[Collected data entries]
*****

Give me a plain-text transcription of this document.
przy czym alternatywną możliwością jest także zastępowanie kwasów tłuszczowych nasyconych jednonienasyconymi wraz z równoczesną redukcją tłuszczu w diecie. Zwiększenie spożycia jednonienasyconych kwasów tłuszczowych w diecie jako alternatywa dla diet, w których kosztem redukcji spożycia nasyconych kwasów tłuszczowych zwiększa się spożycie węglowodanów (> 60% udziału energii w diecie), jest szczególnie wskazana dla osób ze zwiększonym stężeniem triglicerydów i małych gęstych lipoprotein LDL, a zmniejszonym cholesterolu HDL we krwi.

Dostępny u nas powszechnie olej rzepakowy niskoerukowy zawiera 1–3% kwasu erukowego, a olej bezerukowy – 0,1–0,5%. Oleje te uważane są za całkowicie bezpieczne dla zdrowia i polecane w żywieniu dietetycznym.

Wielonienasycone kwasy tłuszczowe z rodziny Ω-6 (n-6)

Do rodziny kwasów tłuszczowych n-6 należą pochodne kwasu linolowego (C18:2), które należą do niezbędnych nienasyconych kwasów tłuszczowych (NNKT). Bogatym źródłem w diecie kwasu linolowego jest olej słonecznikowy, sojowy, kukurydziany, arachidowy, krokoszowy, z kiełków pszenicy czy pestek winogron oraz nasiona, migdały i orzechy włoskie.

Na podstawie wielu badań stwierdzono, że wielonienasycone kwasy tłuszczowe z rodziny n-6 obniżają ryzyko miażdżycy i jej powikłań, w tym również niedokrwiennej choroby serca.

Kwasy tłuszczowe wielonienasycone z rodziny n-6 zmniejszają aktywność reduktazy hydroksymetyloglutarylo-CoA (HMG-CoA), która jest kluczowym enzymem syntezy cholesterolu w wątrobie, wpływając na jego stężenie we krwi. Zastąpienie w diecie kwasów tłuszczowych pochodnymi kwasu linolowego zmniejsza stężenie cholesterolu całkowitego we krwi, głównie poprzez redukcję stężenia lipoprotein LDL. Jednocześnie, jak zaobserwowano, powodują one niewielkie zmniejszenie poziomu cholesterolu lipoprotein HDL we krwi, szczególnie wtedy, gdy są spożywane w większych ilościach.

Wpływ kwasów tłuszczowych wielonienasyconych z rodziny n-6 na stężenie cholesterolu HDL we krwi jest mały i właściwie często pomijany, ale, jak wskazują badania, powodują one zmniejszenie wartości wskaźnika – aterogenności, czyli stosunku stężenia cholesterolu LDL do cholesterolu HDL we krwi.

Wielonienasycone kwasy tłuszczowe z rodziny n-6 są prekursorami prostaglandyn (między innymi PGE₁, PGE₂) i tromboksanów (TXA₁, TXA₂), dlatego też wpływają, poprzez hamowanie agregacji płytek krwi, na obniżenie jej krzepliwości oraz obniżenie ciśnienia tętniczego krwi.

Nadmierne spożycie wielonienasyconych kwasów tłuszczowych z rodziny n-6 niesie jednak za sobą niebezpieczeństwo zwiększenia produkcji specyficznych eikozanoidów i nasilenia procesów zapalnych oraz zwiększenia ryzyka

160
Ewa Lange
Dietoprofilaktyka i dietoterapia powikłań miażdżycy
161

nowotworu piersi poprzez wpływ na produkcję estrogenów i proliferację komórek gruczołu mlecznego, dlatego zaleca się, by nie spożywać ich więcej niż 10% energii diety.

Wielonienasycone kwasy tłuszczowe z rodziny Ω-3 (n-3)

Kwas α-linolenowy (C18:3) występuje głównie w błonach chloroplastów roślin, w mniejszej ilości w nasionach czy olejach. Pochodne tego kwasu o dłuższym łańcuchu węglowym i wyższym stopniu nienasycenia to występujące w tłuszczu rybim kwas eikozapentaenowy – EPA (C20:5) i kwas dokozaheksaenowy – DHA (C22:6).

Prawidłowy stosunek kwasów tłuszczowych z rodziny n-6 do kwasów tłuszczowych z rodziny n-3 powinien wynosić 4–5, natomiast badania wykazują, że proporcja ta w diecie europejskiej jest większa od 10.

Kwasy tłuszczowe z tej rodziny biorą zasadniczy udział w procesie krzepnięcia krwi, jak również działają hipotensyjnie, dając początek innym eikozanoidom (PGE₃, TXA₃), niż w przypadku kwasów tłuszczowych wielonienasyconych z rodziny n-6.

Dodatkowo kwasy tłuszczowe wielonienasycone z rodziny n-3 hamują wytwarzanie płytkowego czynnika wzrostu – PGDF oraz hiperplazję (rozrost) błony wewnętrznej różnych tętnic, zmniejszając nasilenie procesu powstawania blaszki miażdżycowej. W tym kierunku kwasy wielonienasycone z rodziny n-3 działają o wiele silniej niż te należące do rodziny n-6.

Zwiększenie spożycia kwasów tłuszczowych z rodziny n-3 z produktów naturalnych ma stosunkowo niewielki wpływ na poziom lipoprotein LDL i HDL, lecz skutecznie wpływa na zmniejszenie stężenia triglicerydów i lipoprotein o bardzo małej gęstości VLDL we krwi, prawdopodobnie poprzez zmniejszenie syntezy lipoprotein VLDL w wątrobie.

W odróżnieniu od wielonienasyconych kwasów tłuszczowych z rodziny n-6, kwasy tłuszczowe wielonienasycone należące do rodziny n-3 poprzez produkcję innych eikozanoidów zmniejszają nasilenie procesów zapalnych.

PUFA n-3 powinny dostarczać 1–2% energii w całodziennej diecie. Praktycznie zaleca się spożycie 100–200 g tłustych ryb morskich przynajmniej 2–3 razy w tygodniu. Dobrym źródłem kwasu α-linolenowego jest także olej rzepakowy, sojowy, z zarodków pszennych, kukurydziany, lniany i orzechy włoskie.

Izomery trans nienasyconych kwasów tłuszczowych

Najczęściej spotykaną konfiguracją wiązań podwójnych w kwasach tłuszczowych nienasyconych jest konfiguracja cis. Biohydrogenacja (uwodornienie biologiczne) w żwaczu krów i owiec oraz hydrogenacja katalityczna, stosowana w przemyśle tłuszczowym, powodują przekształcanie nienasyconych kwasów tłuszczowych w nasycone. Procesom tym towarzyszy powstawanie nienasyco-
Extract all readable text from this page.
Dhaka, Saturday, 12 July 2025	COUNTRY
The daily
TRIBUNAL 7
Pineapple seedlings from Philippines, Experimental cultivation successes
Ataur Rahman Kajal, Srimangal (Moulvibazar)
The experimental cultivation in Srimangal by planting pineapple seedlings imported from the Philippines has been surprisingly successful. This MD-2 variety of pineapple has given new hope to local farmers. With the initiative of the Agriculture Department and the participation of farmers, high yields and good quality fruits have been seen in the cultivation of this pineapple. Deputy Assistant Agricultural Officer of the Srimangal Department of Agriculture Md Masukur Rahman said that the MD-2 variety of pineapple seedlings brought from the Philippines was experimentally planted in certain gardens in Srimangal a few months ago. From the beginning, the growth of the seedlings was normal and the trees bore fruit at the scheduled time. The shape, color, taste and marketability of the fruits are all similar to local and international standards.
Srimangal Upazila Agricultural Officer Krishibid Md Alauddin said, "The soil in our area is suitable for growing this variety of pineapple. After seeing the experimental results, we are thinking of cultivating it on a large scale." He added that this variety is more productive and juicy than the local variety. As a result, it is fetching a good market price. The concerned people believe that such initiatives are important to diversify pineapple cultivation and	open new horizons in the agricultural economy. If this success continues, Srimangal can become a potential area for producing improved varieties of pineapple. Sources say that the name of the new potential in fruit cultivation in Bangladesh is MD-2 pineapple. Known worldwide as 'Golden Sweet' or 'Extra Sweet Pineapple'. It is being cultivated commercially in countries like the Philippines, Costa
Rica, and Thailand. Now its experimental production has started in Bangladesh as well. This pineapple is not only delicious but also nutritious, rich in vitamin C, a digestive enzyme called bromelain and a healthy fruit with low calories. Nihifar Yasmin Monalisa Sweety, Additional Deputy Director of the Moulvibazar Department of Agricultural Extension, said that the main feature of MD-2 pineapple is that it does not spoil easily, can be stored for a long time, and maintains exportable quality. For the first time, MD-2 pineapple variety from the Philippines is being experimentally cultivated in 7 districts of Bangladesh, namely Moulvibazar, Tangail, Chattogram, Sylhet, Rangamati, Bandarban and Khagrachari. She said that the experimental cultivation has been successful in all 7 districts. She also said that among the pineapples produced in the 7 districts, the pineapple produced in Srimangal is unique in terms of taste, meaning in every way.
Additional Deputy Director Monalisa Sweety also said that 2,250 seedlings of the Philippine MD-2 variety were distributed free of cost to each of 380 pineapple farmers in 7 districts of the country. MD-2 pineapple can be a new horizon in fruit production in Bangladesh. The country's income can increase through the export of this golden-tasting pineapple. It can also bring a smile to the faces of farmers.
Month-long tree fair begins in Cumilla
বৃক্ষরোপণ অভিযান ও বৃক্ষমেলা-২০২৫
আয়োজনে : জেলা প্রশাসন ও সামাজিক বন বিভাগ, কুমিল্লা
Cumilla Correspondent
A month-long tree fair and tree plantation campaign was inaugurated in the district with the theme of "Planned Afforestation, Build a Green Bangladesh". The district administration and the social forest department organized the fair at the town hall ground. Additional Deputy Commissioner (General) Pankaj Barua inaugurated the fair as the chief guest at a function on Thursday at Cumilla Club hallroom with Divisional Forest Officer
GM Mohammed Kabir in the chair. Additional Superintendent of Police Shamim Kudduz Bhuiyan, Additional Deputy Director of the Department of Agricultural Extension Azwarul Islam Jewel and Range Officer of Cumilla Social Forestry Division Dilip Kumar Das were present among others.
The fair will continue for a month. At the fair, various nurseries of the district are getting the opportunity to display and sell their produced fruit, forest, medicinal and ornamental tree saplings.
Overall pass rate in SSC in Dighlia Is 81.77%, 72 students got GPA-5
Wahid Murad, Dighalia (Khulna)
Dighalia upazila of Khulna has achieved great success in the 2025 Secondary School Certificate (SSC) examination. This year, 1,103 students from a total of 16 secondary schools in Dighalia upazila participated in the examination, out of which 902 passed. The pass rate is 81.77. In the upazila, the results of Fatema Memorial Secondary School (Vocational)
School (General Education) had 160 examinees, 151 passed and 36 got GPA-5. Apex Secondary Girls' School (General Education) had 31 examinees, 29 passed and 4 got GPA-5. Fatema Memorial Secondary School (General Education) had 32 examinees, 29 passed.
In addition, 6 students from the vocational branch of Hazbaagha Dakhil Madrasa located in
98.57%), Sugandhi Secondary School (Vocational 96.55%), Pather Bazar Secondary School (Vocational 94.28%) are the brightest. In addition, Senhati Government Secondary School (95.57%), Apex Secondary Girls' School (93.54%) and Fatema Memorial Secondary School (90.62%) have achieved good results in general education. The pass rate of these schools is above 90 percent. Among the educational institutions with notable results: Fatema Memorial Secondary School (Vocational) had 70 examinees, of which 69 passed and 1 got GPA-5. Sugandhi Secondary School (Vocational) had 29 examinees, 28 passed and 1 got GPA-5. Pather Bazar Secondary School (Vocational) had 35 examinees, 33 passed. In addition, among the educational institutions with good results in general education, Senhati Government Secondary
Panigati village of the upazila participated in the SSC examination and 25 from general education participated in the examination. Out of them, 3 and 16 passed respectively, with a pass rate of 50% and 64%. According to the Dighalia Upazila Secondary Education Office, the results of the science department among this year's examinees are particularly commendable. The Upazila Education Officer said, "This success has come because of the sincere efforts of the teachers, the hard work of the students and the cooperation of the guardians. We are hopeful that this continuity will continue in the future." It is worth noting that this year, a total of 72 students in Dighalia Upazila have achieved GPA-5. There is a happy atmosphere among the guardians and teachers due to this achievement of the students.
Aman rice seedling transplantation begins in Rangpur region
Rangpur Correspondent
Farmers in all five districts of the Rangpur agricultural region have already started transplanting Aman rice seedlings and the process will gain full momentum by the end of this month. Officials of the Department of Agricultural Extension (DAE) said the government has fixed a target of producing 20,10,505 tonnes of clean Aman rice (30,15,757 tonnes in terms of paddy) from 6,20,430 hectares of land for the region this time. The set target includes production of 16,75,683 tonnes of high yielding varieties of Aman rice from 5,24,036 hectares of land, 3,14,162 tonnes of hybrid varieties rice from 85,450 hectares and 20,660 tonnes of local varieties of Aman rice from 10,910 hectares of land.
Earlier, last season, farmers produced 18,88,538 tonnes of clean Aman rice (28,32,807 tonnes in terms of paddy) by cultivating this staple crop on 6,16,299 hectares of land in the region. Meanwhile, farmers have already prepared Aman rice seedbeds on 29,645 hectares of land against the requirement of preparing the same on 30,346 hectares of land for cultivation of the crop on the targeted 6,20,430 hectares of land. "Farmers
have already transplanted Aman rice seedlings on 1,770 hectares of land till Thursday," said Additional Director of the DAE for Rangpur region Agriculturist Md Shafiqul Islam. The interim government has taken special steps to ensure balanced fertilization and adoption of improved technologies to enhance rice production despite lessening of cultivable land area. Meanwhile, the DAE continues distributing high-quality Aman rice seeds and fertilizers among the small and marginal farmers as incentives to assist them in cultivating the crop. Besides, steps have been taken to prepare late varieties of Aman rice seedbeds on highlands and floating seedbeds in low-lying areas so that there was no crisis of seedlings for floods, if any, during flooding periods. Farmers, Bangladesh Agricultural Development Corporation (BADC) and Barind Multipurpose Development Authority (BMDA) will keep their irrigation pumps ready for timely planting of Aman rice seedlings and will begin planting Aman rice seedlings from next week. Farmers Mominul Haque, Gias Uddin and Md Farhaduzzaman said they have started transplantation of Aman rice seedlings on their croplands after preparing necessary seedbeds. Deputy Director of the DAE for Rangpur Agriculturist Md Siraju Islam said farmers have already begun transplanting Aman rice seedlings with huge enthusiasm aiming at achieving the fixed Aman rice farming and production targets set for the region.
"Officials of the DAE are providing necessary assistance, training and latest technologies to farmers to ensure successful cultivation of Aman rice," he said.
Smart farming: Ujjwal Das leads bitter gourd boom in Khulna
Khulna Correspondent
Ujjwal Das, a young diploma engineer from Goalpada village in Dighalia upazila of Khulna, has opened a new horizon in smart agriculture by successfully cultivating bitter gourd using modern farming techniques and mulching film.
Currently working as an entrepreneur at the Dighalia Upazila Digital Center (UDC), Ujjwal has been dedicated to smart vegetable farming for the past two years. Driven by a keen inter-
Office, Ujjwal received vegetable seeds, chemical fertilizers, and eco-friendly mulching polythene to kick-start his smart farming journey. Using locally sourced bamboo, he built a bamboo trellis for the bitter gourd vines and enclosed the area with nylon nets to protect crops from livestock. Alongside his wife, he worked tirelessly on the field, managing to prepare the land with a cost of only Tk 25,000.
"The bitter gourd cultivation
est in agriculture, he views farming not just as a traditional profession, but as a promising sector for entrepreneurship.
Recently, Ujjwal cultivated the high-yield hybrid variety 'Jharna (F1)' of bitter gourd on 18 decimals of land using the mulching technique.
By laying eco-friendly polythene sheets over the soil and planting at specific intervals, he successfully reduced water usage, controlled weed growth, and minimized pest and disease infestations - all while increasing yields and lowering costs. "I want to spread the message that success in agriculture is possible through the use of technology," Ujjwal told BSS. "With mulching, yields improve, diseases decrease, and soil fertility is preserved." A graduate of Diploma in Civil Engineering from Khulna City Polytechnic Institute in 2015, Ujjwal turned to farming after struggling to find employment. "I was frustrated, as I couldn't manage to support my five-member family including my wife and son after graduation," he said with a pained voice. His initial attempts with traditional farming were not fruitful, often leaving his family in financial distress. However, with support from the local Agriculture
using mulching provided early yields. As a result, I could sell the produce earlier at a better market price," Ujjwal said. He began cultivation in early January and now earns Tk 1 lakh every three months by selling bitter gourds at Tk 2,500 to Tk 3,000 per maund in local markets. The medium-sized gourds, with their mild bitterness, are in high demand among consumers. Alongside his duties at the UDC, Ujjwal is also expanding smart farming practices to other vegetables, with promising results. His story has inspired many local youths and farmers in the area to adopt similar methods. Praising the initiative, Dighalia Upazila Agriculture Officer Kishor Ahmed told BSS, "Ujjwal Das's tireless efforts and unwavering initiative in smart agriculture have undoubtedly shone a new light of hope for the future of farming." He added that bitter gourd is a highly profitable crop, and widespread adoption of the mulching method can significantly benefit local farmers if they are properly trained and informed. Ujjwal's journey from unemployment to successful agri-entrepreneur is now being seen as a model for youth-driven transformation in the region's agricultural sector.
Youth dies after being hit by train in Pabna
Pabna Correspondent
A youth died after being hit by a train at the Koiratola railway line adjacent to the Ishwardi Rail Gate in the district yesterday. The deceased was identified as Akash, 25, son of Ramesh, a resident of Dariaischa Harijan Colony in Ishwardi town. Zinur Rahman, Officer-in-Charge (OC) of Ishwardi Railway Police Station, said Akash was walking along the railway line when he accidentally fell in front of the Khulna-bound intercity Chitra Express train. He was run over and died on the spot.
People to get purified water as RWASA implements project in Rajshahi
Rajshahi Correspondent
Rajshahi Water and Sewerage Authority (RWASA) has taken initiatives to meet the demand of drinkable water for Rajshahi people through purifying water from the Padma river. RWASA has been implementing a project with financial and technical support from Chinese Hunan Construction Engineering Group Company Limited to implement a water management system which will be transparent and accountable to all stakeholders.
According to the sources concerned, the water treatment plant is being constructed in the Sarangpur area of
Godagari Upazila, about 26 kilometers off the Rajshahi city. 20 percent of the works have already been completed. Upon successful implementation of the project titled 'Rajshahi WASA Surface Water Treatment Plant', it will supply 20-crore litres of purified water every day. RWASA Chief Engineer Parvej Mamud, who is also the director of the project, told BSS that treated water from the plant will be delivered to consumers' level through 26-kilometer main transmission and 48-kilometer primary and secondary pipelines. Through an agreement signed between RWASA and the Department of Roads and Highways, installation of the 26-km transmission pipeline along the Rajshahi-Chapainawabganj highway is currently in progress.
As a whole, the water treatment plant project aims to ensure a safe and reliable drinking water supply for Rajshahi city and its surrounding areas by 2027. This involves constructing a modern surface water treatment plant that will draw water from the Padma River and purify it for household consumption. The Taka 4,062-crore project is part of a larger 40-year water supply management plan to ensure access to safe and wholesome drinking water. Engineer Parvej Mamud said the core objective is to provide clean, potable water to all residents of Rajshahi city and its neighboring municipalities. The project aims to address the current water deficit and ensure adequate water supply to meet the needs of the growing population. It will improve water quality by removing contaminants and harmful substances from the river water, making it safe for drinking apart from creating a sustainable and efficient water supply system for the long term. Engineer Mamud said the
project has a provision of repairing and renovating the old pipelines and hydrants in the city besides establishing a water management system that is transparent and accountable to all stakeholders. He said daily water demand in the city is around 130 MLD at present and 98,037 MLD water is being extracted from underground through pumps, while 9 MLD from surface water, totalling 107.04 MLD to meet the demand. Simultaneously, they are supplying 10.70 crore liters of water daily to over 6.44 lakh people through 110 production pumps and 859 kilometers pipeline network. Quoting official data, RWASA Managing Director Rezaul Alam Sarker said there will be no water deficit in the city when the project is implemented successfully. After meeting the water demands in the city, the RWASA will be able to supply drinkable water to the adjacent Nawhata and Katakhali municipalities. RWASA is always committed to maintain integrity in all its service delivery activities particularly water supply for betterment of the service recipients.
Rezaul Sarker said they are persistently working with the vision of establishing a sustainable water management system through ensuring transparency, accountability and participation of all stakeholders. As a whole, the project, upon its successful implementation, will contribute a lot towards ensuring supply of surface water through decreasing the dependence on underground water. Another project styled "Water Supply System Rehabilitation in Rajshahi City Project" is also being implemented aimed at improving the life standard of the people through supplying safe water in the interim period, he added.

*****

▸ Required action: Find the lines in the records that include the string "fair", and reply with how many there are, nothing more.

▸ Answer below: 3